▶ _PROBLEM REQUIREMENTS_
Print the portion of the text on the SFQ systolic multiplier between "The systolic array is" and "of the operand.", inclusive.

▶ _DOCUMENT_
-*-*-

In this chapter, we propose an integer multiplier for concurrent-flow clocking SFQ digital circuits based on the systolic array scheme. Since SFQ digital circuits work by pulse logic, logic gates of SFQ digital circuits have different features from those of CMOS digital circuits. For example, all logic gates of synchronous clocking SFQ digital circuits have the function of a latch and NOT gate of dual-rail SFQ digital circuits has no cost, i.e., cross of *true*-line and *false*-line. Therefore, suitable circuit structure of SFQ arithmetic circuits is different from that of CMOS arithmetic circuits. The importance of studies on such suitable circuit structure is increasing. In this chapter, we focus on multiplication because multiplication appears frequently in various applications. Since multiplication using addition and shift operations requires relatively long calculation time, multipliers are integrated into many commercial microprocessors.

The systolic array is a parallel architecture and is suitable for VLSI implementation[34]. It consists of regularly arranged simple processing elements (PEs). The systolic integer multiplier to be proposed has one-dimensional structure, and all signals of the multiplier flow from the circuit input to the output unidirectionally. The multiplier matches concurrent-flow clocking of SFQ digital circuits well. The circuit area of the proposed multiplier is proportional to the bit-width of the operand and the latency required for a multiplication is also proportional to the bit-width of the operand.

-*-*-

(Records from a data source)

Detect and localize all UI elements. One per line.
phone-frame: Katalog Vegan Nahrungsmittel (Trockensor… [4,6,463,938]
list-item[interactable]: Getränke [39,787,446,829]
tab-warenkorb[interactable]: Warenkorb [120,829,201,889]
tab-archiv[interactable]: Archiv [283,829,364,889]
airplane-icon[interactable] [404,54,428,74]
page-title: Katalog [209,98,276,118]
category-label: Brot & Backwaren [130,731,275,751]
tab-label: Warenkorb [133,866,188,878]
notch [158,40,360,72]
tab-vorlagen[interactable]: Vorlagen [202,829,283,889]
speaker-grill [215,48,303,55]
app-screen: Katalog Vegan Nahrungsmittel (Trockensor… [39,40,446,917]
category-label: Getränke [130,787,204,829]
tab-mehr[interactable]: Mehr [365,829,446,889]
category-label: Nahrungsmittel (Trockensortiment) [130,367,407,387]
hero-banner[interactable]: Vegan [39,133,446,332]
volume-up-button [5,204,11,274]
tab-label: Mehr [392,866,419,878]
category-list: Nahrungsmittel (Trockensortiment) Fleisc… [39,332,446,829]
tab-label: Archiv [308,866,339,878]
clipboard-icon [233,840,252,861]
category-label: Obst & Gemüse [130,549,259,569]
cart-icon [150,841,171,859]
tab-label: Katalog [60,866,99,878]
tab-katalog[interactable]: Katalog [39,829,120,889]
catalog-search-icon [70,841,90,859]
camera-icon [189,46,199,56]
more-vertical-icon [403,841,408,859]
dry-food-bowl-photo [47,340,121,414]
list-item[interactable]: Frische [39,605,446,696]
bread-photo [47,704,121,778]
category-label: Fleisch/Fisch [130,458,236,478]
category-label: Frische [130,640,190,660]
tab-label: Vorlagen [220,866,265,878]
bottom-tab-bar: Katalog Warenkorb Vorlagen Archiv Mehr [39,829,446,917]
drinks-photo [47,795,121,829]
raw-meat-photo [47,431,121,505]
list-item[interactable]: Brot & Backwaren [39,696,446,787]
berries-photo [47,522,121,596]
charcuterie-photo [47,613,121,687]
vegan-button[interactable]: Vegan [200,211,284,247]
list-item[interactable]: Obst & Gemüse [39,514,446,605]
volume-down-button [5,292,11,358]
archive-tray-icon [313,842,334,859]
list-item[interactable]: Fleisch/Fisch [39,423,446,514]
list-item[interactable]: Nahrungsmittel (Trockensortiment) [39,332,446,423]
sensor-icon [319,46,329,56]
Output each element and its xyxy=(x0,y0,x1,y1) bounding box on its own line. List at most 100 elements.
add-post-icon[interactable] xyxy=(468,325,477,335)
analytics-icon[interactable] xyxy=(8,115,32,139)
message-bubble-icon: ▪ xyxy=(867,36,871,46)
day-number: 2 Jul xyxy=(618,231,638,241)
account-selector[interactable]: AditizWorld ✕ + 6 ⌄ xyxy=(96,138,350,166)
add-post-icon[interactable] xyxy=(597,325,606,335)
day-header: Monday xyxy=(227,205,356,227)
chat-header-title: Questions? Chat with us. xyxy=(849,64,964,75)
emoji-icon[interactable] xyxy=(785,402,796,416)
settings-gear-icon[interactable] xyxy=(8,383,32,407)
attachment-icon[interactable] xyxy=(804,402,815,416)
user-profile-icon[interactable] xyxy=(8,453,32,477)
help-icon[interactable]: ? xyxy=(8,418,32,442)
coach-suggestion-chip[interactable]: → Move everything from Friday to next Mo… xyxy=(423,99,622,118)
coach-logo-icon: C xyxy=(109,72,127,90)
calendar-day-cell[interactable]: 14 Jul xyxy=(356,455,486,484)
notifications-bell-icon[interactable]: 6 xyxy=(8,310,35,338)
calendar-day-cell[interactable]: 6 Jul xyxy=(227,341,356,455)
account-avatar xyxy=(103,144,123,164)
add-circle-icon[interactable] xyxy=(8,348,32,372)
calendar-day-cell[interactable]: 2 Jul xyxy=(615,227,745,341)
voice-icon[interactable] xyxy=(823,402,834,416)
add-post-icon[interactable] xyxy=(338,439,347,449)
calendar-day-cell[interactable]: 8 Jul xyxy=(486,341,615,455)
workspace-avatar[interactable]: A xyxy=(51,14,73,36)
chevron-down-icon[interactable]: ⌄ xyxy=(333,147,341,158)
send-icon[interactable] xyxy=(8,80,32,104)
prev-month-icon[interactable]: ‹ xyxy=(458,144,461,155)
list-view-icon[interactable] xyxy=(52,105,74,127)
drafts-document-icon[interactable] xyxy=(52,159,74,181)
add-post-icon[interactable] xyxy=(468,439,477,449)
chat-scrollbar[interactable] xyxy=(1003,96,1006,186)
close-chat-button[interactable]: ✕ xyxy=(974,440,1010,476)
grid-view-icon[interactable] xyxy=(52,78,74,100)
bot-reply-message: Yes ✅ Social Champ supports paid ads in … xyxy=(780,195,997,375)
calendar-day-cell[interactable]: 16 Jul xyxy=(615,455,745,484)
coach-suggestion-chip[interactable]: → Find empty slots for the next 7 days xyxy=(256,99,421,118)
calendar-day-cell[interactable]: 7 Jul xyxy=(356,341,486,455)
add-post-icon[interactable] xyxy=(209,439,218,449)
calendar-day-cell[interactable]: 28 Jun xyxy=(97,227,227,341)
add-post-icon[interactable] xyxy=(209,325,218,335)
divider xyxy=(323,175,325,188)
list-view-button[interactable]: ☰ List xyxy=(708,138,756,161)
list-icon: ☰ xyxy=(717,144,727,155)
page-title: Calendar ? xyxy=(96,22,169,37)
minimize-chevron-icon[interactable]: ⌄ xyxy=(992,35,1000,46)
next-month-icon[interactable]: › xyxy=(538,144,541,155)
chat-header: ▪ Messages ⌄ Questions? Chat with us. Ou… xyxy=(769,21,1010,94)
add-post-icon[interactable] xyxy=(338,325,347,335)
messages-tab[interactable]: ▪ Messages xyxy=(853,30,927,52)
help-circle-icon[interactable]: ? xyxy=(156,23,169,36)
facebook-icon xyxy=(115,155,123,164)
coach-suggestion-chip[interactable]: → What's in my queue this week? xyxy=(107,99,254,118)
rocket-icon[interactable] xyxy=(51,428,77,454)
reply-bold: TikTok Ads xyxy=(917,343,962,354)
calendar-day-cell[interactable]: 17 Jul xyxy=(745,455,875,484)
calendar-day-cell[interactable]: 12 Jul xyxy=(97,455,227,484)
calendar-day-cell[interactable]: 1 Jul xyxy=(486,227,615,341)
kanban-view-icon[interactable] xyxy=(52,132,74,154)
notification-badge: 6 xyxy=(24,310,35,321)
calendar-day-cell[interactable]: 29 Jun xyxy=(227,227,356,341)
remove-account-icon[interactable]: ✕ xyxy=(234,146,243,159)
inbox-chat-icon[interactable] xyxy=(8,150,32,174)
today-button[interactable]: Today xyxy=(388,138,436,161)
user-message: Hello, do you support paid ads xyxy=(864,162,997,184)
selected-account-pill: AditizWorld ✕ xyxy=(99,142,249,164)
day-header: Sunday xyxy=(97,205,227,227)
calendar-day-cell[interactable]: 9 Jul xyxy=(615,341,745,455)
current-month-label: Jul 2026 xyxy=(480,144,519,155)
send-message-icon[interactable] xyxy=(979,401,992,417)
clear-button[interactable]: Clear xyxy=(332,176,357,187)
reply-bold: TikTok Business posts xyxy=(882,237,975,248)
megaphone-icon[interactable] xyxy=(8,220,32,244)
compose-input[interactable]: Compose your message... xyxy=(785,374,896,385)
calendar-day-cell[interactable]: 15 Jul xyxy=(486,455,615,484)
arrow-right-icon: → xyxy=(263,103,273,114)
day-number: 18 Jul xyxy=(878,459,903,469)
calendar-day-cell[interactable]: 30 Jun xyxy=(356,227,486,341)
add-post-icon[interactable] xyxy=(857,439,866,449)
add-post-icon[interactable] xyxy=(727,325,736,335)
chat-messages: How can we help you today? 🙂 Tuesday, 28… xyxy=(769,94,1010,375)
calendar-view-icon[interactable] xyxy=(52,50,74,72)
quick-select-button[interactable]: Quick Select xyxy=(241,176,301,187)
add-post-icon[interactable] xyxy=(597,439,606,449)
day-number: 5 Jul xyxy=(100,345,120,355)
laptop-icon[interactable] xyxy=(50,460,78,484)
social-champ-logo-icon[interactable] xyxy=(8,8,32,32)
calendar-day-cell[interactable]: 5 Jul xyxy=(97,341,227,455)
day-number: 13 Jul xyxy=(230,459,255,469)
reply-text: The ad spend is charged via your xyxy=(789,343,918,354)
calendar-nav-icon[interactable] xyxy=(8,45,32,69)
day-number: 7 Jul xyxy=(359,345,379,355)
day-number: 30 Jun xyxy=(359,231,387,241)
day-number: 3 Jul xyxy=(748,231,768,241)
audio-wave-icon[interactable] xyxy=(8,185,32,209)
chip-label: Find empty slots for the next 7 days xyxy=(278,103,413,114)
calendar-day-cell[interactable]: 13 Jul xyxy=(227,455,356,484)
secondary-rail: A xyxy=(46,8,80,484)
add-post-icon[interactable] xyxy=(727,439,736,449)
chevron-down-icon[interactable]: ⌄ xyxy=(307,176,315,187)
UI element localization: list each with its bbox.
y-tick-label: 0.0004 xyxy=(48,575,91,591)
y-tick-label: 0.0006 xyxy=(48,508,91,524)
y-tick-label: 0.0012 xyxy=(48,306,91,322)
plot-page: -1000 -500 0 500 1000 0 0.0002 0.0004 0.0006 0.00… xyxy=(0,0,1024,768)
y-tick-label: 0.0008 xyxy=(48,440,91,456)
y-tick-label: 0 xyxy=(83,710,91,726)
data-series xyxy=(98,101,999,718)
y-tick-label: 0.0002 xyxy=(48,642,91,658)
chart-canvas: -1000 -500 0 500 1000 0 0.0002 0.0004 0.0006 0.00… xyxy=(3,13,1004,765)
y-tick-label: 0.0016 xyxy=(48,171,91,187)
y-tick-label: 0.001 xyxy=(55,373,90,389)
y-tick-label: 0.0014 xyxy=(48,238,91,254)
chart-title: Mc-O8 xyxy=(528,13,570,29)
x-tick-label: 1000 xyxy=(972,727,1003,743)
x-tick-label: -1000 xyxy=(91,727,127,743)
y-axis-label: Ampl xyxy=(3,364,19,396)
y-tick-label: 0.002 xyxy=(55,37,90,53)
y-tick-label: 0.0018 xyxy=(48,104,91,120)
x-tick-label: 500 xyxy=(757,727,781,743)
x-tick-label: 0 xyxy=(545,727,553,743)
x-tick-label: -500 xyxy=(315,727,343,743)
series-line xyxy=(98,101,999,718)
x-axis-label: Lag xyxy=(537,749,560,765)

-*-*-

▶ _RESULT OF THE EXERCISE_
The systolic array is a parallel architecture and is suitable for VLSI implementation[34]. It consists of regularly arranged simple processing elements (PEs). The systolic integer multiplier to be proposed has one-dimensional structure, and all signals of the multiplier flow from the circuit input to the output unidirectionally. The multiplier matches concurrent-flow clocking of SFQ digital circuits well. The circuit area of the proposed multiplier is proportional to the bit-width of the operand and the latency required for a multiplication is also proportional to the bit-width of the operand.